### WHAT IS EXPECTED
Output the material exactly, but drop every image it holds.

*** DATA ***

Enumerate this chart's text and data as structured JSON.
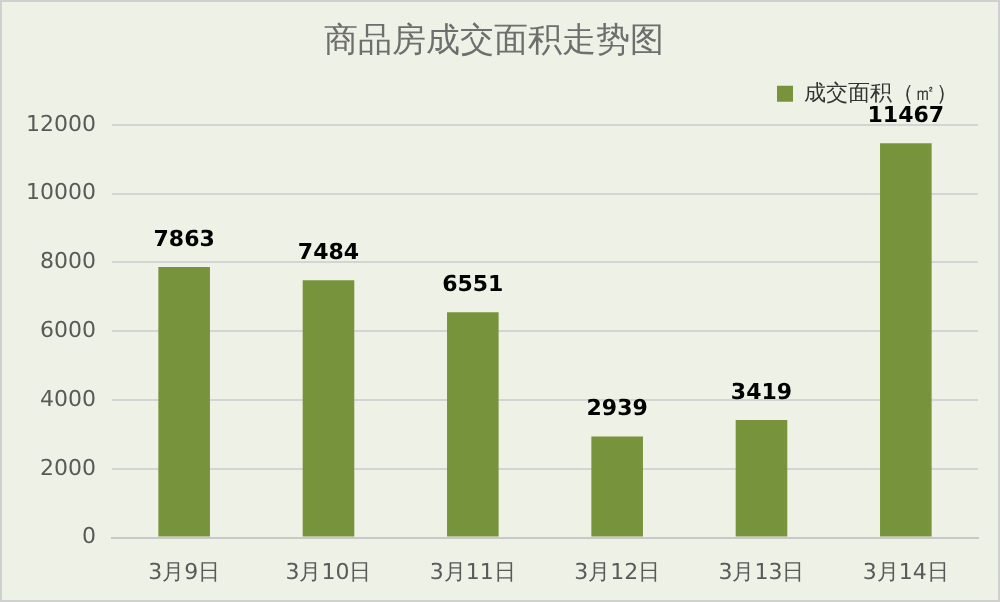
{
  "chart_data": {
    "type": "bar",
    "title": "商品房成交面积走势图",
    "categories": [
      "3月9日",
      "3月10日",
      "3月11日",
      "3月12日",
      "3月13日",
      "3月14日"
    ],
    "series": [
      {
        "name": "成交面积（㎡）",
        "color": "#77933c",
        "values": [
          7863,
          7484,
          6551,
          2939,
          3419,
          11467
        ]
      }
    ],
    "ylim": [
      0,
      12000
    ],
    "yticks": [
      0,
      2000,
      4000,
      6000,
      8000,
      10000,
      12000
    ],
    "grid": "y",
    "legend": "top right",
    "data_labels": true
  }
}
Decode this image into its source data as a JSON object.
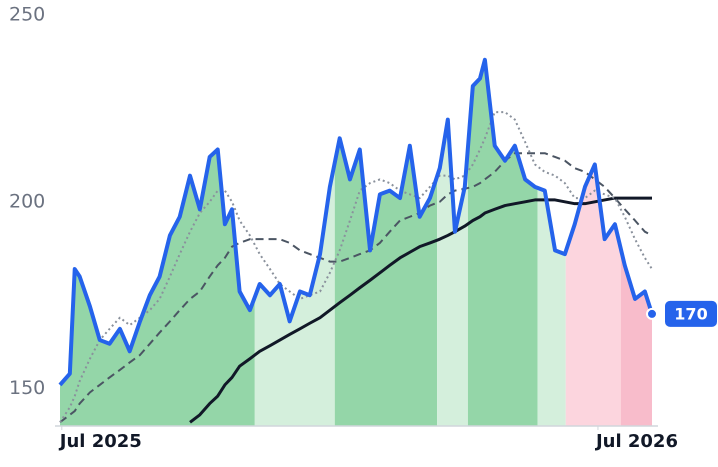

***

### TASK OUTPUT
Enumerate this chart's text and data as structured JSON.
{
  "chart_data": {
    "type": "bar",
    "title": "商品房成交面积走势图",
    "categories": [
      "3月9日",
      "3月10日",
      "3月11日",
      "3月12日",
      "3月13日",
      "3月14日"
    ],
    "series": [
      {
        "name": "成交面积（㎡）",
        "color": "#77933c",
        "values": [
          7863,
          7484,
          6551,
          2939,
          3419,
          11467
        ]
      }
    ],
    "ylim": [
      0,
      12000
    ],
    "yticks": [
      0,
      2000,
      4000,
      6000,
      8000,
      10000,
      12000
    ],
    "grid": "y",
    "legend": "top right",
    "data_labels": true
  }
}
Decode this image into its source data as a JSON object.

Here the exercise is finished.